Provided data -
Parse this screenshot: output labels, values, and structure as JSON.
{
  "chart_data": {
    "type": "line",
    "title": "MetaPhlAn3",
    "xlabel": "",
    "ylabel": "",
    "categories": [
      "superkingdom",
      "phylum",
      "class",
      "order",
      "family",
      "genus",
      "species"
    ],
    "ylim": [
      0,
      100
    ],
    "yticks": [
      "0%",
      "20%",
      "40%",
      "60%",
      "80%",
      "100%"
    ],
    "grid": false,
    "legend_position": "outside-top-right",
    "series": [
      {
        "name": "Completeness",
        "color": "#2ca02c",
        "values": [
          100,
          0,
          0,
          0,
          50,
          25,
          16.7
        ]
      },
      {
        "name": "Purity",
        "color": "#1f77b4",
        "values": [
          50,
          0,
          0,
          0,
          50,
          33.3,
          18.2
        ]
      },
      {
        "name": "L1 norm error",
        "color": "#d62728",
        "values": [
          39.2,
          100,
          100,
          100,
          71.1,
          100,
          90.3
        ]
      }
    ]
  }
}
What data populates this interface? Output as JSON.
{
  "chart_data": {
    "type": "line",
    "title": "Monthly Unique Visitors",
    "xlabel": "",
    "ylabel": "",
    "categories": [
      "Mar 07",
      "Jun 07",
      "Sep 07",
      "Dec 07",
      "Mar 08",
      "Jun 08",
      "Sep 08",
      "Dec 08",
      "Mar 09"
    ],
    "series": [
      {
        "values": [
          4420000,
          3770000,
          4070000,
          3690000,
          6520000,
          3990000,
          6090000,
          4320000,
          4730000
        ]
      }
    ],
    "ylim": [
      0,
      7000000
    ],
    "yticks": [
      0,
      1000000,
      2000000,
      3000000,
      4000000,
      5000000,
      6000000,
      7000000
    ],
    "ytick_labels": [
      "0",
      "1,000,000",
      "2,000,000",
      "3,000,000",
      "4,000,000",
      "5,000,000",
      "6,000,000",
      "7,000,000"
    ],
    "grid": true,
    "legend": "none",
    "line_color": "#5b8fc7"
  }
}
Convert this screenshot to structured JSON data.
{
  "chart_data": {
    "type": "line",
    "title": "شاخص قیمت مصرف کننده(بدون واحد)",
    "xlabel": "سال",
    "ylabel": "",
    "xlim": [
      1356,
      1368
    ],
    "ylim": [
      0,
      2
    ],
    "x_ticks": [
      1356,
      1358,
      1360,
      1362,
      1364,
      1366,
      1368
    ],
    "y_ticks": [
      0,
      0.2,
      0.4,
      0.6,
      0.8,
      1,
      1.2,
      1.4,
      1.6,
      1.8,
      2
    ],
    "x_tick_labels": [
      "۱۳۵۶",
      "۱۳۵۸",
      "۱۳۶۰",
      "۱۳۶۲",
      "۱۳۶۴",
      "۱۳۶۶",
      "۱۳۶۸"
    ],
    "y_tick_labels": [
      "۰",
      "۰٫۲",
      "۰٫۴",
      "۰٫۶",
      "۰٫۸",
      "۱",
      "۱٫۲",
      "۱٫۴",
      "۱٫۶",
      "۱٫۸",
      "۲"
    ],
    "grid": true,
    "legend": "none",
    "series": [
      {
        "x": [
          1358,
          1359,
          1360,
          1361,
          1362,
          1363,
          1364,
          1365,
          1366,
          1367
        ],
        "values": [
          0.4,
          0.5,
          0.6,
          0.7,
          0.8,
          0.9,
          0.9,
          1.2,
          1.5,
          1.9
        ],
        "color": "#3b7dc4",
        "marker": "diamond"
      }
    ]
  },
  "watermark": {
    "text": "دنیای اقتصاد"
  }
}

Exercise brief - Using the records above, copy every line that has the word "title" in it.

Solution for this task -
    "title": "MetaPhlAn3",
    "title": "Monthly Unique Visitors",
    "title": "شاخص قیمت مصرف کننده(بدون واحد)",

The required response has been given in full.